Extracted data entries:
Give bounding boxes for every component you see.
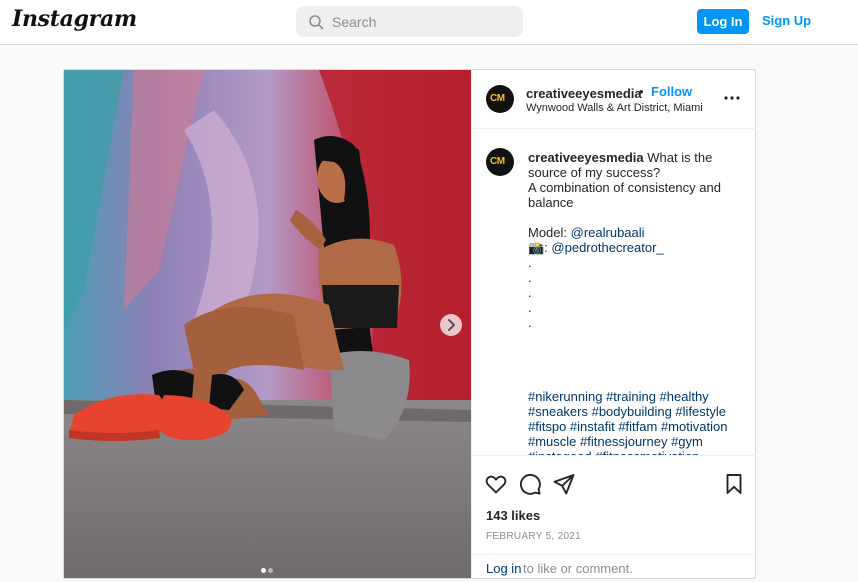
login-button[interactable]: Log In — [697, 9, 749, 34]
bookmark-icon[interactable] — [722, 472, 746, 496]
avatar[interactable]: CM — [486, 85, 514, 113]
post-actions: 143 likes FEBRUARY 5, 2021 Log in to lik… — [472, 455, 756, 578]
search-icon — [309, 15, 324, 30]
follow-button[interactable]: Follow — [651, 84, 692, 99]
carousel-dot — [268, 568, 273, 573]
post-location[interactable]: Wynwood Walls & Art District, Miami — [526, 102, 703, 114]
caption-text: creativeeyesmedia What is the source of … — [528, 150, 743, 330]
search-box[interactable] — [296, 6, 523, 37]
caption-dots: . . . . . — [528, 255, 532, 330]
separator-bullet: • — [639, 84, 644, 99]
caption-avatar[interactable]: CM — [486, 148, 514, 176]
carousel-indicator — [260, 560, 274, 578]
heart-icon[interactable] — [484, 472, 508, 496]
more-options-icon[interactable] — [724, 96, 740, 100]
comment-icon[interactable] — [518, 472, 542, 496]
photographer-mention-link[interactable]: @pedrothecreator_ — [551, 240, 663, 255]
post-side-panel: CM creativeeyesmedia • Follow Wynwood Wa… — [471, 70, 756, 578]
comment-prompt: Log in to like or comment. — [472, 554, 756, 579]
search-input[interactable] — [332, 6, 512, 37]
post-card: CM creativeeyesmedia • Follow Wynwood Wa… — [63, 69, 756, 579]
caption-area: CM creativeeyesmedia What is the source … — [472, 130, 756, 455]
paper-plane-icon[interactable] — [552, 472, 576, 496]
post-photo[interactable] — [64, 70, 471, 578]
post-header: CM creativeeyesmedia • Follow Wynwood Wa… — [472, 70, 756, 129]
model-mention-link[interactable]: @realrubaali — [571, 225, 645, 240]
avatar-logo-text: CM — [490, 93, 505, 104]
carousel-dot-active — [261, 568, 266, 573]
hashtags[interactable]: #nikerunning #training #healthy #sneaker… — [528, 389, 750, 455]
likes-count[interactable]: 143 likes — [486, 508, 540, 523]
instagram-logo[interactable]: Instagram — [12, 6, 137, 32]
camera-prefix: 📸: — [528, 240, 548, 255]
signup-link[interactable]: Sign Up — [762, 13, 811, 28]
top-navigation-bar: Instagram Log In Sign Up — [0, 0, 858, 45]
post-date: FEBRUARY 5, 2021 — [486, 531, 582, 542]
comment-prompt-text: to like or comment. — [523, 561, 633, 576]
photo-illustration — [64, 70, 471, 578]
avatar-logo-text: CM — [490, 156, 505, 167]
caption-username[interactable]: creativeeyesmedia — [528, 150, 644, 165]
login-link[interactable]: Log in — [486, 561, 521, 576]
chevron-right-icon[interactable] — [440, 314, 462, 336]
post-username[interactable]: creativeeyesmedia — [526, 86, 642, 101]
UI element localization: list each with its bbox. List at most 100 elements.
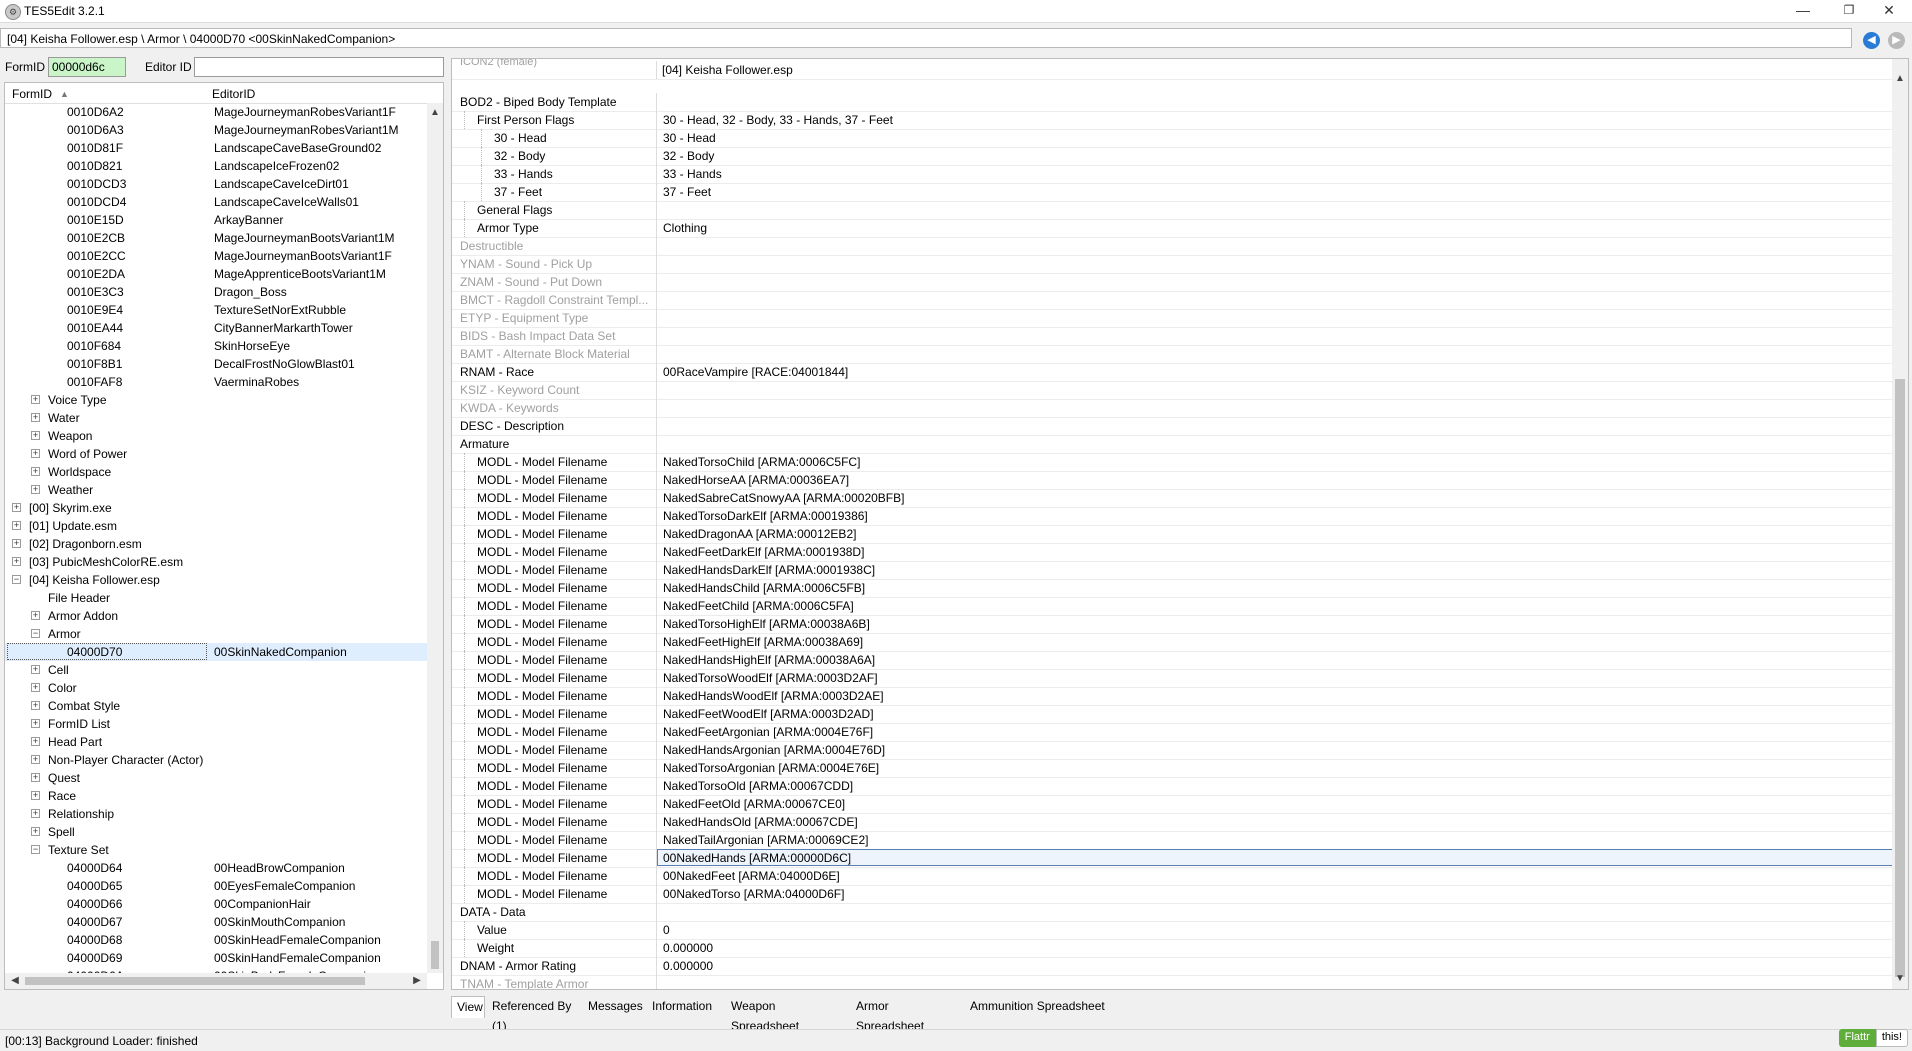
tab-messages[interactable]: Messages xyxy=(583,996,645,1018)
field-value[interactable]: NakedTorsoWoodElf [ARMA:0003D2AF] xyxy=(663,669,878,687)
tree-group-node[interactable]: + Water xyxy=(5,409,430,427)
field-value[interactable]: NakedHandsOld [ARMA:00067CDE] xyxy=(663,813,858,831)
field-value[interactable]: NakedTorsoArgonian [ARMA:0004E76E] xyxy=(663,759,879,777)
field-value[interactable]: NakedTorsoHighElf [ARMA:00038A6B] xyxy=(663,615,870,633)
record-field-row[interactable]: MODL - Model Filename NakedDragonAA [ARMA… xyxy=(452,525,1892,544)
tree-record-row[interactable]: 0010D6A3 MageJourneymanRobesVariant1M xyxy=(5,121,430,139)
field-value[interactable]: NakedFeetWoodElf [ARMA:0003D2AD] xyxy=(663,705,874,723)
record-field-row[interactable]: MODL - Model Filename NakedHorseAA [ARMA:… xyxy=(452,471,1892,490)
record-field-row[interactable]: Armature xyxy=(452,435,1892,454)
field-value[interactable]: 30 - Head, 32 - Body, 33 - Hands, 37 - F… xyxy=(663,111,893,129)
record-scroll-up-icon[interactable]: ▲ xyxy=(1892,73,1908,84)
record-field-row[interactable]: MODL - Model Filename NakedFeetOld [ARMA:… xyxy=(452,795,1892,814)
tab-information[interactable]: Information xyxy=(647,996,724,1018)
field-value[interactable]: 32 - Body xyxy=(663,147,714,165)
tree-group-node[interactable]: + Color xyxy=(5,679,430,697)
expand-icon[interactable]: + xyxy=(31,395,40,404)
field-value[interactable]: NakedTorsoChild [ARMA:0006C5FC] xyxy=(663,453,860,471)
expand-icon[interactable]: + xyxy=(31,611,40,620)
record-tree[interactable]: FormID ▲ EditorID 0010D6A2 MageJourneyman… xyxy=(4,82,444,990)
record-field-row[interactable]: YNAM - Sound - Pick Up xyxy=(452,255,1892,274)
tree-group-node[interactable]: + Weapon xyxy=(5,427,430,445)
scroll-right-icon[interactable]: ▶ xyxy=(409,975,425,986)
record-field-row[interactable]: MODL - Model Filename NakedSabreCatSnowyA… xyxy=(452,489,1892,508)
tree-record-row[interactable]: 0010FAF8 VaerminaRobes xyxy=(5,373,430,391)
tree-group-node[interactable]: + Worldspace xyxy=(5,463,430,481)
record-field-row[interactable]: MODL - Model Filename NakedFeetChild [ARM… xyxy=(452,597,1892,616)
record-field-row[interactable]: ZNAM - Sound - Put Down xyxy=(452,273,1892,292)
tree-plugin-node[interactable]: + [02] Dragonborn.esm xyxy=(5,535,430,553)
expand-icon[interactable]: + xyxy=(31,719,40,728)
record-field-row[interactable]: Weight 0.000000 xyxy=(452,939,1892,958)
tree-record-row[interactable]: 04000D69 00SkinHandFemaleCompanion xyxy=(5,949,430,967)
record-field-row[interactable]: MODL - Model Filename 00NakedHands [ARMA:… xyxy=(452,849,1894,868)
tree-plugin-node[interactable]: − [04] Keisha Follower.esp xyxy=(5,571,430,589)
tree-record-row[interactable]: 0010E9E4 TextureSetNorExtRubble xyxy=(5,301,430,319)
tab-referenced-by-1[interactable]: Referenced By (1) xyxy=(487,996,581,1033)
tree-hscrollbar[interactable]: ◀ ▶ xyxy=(5,973,427,989)
field-value[interactable]: NakedFeetHighElf [ARMA:00038A69] xyxy=(663,633,863,651)
scroll-thumb[interactable] xyxy=(431,941,439,969)
record-field-row[interactable]: Armor Type Clothing xyxy=(452,219,1892,238)
field-value[interactable]: NakedHorseAA [ARMA:00036EA7] xyxy=(663,471,849,489)
record-field-row[interactable]: KSIZ - Keyword Count xyxy=(452,381,1892,400)
tree-group-node[interactable]: + Quest xyxy=(5,769,430,787)
record-field-row[interactable]: MODL - Model Filename NakedTailArgonian [… xyxy=(452,831,1892,850)
expand-icon[interactable]: + xyxy=(31,827,40,836)
tree-record-row[interactable]: 0010D81F LandscapeCaveBaseGround02 xyxy=(5,139,430,157)
field-value[interactable]: 0.000000 xyxy=(663,957,713,975)
field-value[interactable]: NakedDragonAA [ARMA:00012EB2] xyxy=(663,525,856,543)
field-value[interactable]: Clothing xyxy=(663,219,707,237)
tree-record-row[interactable]: 0010E2CC MageJourneymanBootsVariant1F xyxy=(5,247,430,265)
tree-plugin-node[interactable]: + [00] Skyrim.exe xyxy=(5,499,430,517)
tree-group-node[interactable]: − Texture Set xyxy=(5,841,430,859)
record-field-row[interactable]: MODL - Model Filename NakedFeetWoodElf [A… xyxy=(452,705,1892,724)
tree-group-node[interactable]: + FormID List xyxy=(5,715,430,733)
record-field-row[interactable]: MODL - Model Filename NakedTorsoOld [ARMA… xyxy=(452,777,1892,796)
tab-armor-spreadsheet[interactable]: Armor Spreadsheet xyxy=(851,996,963,1033)
record-field-row[interactable]: DESC - Description xyxy=(452,417,1892,436)
expand-icon[interactable]: + xyxy=(14,989,19,990)
field-value[interactable]: 30 - Head xyxy=(663,129,716,147)
tree-group-node[interactable]: + Voice Type xyxy=(5,391,430,409)
collapse-icon[interactable]: − xyxy=(31,629,40,638)
field-value[interactable]: NakedTailArgonian [ARMA:00069CE2] xyxy=(663,831,868,849)
tree-record-row[interactable]: 04000D68 00SkinHeadFemaleCompanion xyxy=(5,931,430,949)
field-value[interactable]: NakedHandsWoodElf [ARMA:0003D2AE] xyxy=(663,687,884,705)
tree-record-row[interactable]: 04000D67 00SkinMouthCompanion xyxy=(5,913,430,931)
record-field-row[interactable]: MODL - Model Filename NakedHandsHighElf [… xyxy=(452,651,1892,670)
field-value[interactable]: 00NakedHands [ARMA:00000D6C] xyxy=(663,849,851,867)
record-field-row[interactable]: MODL - Model Filename NakedHandsArgonian … xyxy=(452,741,1892,760)
field-value[interactable]: NakedFeetChild [ARMA:0006C5FA] xyxy=(663,597,854,615)
tree-record-row[interactable]: 04000D65 00EyesFemaleCompanion xyxy=(5,877,430,895)
record-field-row[interactable]: General Flags xyxy=(452,201,1892,220)
record-field-row[interactable]: BIDS - Bash Impact Data Set xyxy=(452,327,1892,346)
record-field-row[interactable]: DNAM - Armor Rating 0.000000 xyxy=(452,957,1892,976)
record-field-row[interactable]: MODL - Model Filename NakedHandsWoodElf [… xyxy=(452,687,1892,706)
expand-icon[interactable]: + xyxy=(31,431,40,440)
tab-view[interactable]: View xyxy=(451,996,485,1018)
record-field-row[interactable]: MODL - Model Filename NakedHandsOld [ARMA… xyxy=(452,813,1892,832)
tree-group-node[interactable]: + Relationship xyxy=(5,805,430,823)
expand-icon[interactable]: + xyxy=(31,413,40,422)
tree-group-node[interactable]: + Race xyxy=(5,787,430,805)
expand-icon[interactable]: + xyxy=(31,701,40,710)
formid-input[interactable] xyxy=(48,57,126,77)
record-field-row[interactable]: 32 - Body 32 - Body xyxy=(452,147,1892,166)
scroll-up-icon[interactable]: ▲ xyxy=(427,107,443,118)
tree-record-row[interactable]: 0010F684 SkinHorseEye xyxy=(5,337,430,355)
expand-icon[interactable]: + xyxy=(31,791,40,800)
record-field-row[interactable]: MODL - Model Filename 00NakedTorso [ARMA:… xyxy=(452,885,1892,904)
collapse-icon[interactable]: − xyxy=(31,845,40,854)
record-field-row[interactable]: MODL - Model Filename NakedHandsChild [AR… xyxy=(452,579,1892,598)
tree-group-node[interactable]: + Weather xyxy=(5,481,430,499)
flattr-button[interactable]: Flattr this! xyxy=(1838,1029,1908,1047)
close-icon[interactable]: ✕ xyxy=(1866,0,1912,22)
field-value[interactable]: 0.000000 xyxy=(663,939,713,957)
record-field-row[interactable]: MODL - Model Filename NakedFeetArgonian [… xyxy=(452,723,1892,742)
column-editorid[interactable]: EditorID xyxy=(212,87,255,101)
field-value[interactable]: NakedHandsHighElf [ARMA:00038A6A] xyxy=(663,651,875,669)
tree-record-row[interactable]: 0010D6A2 MageJourneymanRobesVariant1F xyxy=(5,103,430,121)
field-value[interactable]: 0 xyxy=(663,921,670,939)
tree-group-node[interactable]: File Header xyxy=(5,589,430,607)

• Task prompt:
Quote the records from the line that contains "login-button[interactable]: Log In" through the line that contains "search-icon — [309, 15, 324, 30]", both included.

• Result:
login-button[interactable]: Log In — [697, 9, 749, 34]
bookmark-icon[interactable] — [722, 472, 746, 496]
avatar[interactable]: CM — [486, 85, 514, 113]
post-actions: 143 likes FEBRUARY 5, 2021 Log in to lik… — [472, 455, 756, 578]
search-icon — [309, 15, 324, 30]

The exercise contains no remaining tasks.